--- Available records ---
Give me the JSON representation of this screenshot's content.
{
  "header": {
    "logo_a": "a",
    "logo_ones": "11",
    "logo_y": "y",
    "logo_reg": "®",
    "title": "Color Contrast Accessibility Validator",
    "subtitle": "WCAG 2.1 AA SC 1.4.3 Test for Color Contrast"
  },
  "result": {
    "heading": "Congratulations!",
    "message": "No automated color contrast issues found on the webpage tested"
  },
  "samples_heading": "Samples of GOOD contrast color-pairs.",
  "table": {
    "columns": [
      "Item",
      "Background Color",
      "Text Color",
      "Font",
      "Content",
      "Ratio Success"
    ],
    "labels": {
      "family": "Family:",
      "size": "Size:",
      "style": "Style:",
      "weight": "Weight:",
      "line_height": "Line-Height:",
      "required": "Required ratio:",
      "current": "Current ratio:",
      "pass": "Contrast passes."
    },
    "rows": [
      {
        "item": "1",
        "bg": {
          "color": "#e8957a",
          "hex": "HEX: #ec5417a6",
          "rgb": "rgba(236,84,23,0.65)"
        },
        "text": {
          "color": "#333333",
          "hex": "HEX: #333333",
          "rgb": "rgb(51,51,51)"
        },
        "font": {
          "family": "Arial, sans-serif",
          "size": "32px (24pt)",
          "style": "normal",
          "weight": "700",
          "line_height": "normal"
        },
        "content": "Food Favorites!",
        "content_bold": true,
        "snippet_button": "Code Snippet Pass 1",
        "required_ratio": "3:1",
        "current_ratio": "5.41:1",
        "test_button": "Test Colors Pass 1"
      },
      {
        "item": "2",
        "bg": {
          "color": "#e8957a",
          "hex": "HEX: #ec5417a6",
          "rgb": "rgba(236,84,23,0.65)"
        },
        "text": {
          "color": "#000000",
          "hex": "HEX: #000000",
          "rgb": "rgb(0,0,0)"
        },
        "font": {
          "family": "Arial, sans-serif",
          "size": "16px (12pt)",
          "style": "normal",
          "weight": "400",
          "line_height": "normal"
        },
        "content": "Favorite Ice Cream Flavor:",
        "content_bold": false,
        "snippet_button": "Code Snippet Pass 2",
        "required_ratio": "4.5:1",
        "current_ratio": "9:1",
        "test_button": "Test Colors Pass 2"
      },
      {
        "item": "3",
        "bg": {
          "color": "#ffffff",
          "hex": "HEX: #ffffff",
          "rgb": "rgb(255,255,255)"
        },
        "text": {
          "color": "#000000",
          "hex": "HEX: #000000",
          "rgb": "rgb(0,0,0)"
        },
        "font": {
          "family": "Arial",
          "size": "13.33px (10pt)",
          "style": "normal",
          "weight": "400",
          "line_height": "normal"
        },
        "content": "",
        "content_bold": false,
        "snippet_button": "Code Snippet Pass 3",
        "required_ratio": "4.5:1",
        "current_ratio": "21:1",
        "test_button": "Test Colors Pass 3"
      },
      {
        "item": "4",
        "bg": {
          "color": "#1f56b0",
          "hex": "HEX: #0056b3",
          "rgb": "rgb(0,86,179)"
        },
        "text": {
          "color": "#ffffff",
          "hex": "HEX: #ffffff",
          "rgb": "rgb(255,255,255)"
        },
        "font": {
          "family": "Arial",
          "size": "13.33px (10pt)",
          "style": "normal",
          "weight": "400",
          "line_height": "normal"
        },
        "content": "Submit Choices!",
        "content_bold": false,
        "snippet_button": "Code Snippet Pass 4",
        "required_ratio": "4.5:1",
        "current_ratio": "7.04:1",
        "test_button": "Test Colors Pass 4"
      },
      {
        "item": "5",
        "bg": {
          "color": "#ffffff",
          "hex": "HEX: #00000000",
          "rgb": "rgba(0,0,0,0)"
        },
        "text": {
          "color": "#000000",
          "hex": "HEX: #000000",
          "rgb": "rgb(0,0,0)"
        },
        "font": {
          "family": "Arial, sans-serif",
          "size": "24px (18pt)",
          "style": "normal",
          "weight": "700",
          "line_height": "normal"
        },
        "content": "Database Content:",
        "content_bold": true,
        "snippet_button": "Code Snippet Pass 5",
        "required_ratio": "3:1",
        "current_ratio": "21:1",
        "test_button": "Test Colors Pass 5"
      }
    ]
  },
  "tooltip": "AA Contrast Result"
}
---
Stated goal: Reproduce every record, matching each line exactly.

Solution to this problem:
Give me the JSON representation of this screenshot's content.
{
  "header": {
    "logo_a": "a",
    "logo_ones": "11",
    "logo_y": "y",
    "logo_reg": "®",
    "title": "Color Contrast Accessibility Validator",
    "subtitle": "WCAG 2.1 AA SC 1.4.3 Test for Color Contrast"
  },
  "result": {
    "heading": "Congratulations!",
    "message": "No automated color contrast issues found on the webpage tested"
  },
  "samples_heading": "Samples of GOOD contrast color-pairs.",
  "table": {
    "columns": [
      "Item",
      "Background Color",
      "Text Color",
      "Font",
      "Content",
      "Ratio Success"
    ],
    "labels": {
      "family": "Family:",
      "size": "Size:",
      "style": "Style:",
      "weight": "Weight:",
      "line_height": "Line-Height:",
      "required": "Required ratio:",
      "current": "Current ratio:",
      "pass": "Contrast passes."
    },
    "rows": [
      {
        "item": "1",
        "bg": {
          "color": "#e8957a",
          "hex": "HEX: #ec5417a6",
          "rgb": "rgba(236,84,23,0.65)"
        },
        "text": {
          "color": "#333333",
          "hex": "HEX: #333333",
          "rgb": "rgb(51,51,51)"
        },
        "font": {
          "family": "Arial, sans-serif",
          "size": "32px (24pt)",
          "style": "normal",
          "weight": "700",
          "line_height": "normal"
        },
        "content": "Food Favorites!",
        "content_bold": true,
        "snippet_button": "Code Snippet Pass 1",
        "required_ratio": "3:1",
        "current_ratio": "5.41:1",
        "test_button": "Test Colors Pass 1"
      },
      {
        "item": "2",
        "bg": {
          "color": "#e8957a",
          "hex": "HEX: #ec5417a6",
          "rgb": "rgba(236,84,23,0.65)"
        },
        "text": {
          "color": "#000000",
          "hex": "HEX: #000000",
          "rgb": "rgb(0,0,0)"
        },
        "font": {
          "family": "Arial, sans-serif",
          "size": "16px (12pt)",
          "style": "normal",
          "weight": "400",
          "line_height": "normal"
        },
        "content": "Favorite Ice Cream Flavor:",
        "content_bold": false,
        "snippet_button": "Code Snippet Pass 2",
        "required_ratio": "4.5:1",
        "current_ratio": "9:1",
        "test_button": "Test Colors Pass 2"
      },
      {
        "item": "3",
        "bg": {
          "color": "#ffffff",
          "hex": "HEX: #ffffff",
          "rgb": "rgb(255,255,255)"
        },
        "text": {
          "color": "#000000",
          "hex": "HEX: #000000",
          "rgb": "rgb(0,0,0)"
        },
        "font": {
          "family": "Arial",
          "size": "13.33px (10pt)",
          "style": "normal",
          "weight": "400",
          "line_height": "normal"
        },
        "content": "",
        "content_bold": false,
        "snippet_button": "Code Snippet Pass 3",
        "required_ratio": "4.5:1",
        "current_ratio": "21:1",
        "test_button": "Test Colors Pass 3"
      },
      {
        "item": "4",
        "bg": {
          "color": "#1f56b0",
          "hex": "HEX: #0056b3",
          "rgb": "rgb(0,86,179)"
        },
        "text": {
          "color": "#ffffff",
          "hex": "HEX: #ffffff",
          "rgb": "rgb(255,255,255)"
        },
        "font": {
          "family": "Arial",
          "size": "13.33px (10pt)",
          "style": "normal",
          "weight": "400",
          "line_height": "normal"
        },
        "content": "Submit Choices!",
        "content_bold": false,
        "snippet_button": "Code Snippet Pass 4",
        "required_ratio": "4.5:1",
        "current_ratio": "7.04:1",
        "test_button": "Test Colors Pass 4"
      },
      {
        "item": "5",
        "bg": {
          "color": "#ffffff",
          "hex": "HEX: #00000000",
          "rgb": "rgba(0,0,0,0)"
        },
        "text": {
          "color": "#000000",
          "hex": "HEX: #000000",
          "rgb": "rgb(0,0,0)"
        },
        "font": {
          "family": "Arial, sans-serif",
          "size": "24px (18pt)",
          "style": "normal",
          "weight": "700",
          "line_height": "normal"
        },
        "content": "Database Content:",
        "content_bold": true,
        "snippet_button": "Code Snippet Pass 5",
        "required_ratio": "3:1",
        "current_ratio": "21:1",
        "test_button": "Test Colors Pass 5"
      }
    ]
  },
  "tooltip": "AA Contrast Result"
}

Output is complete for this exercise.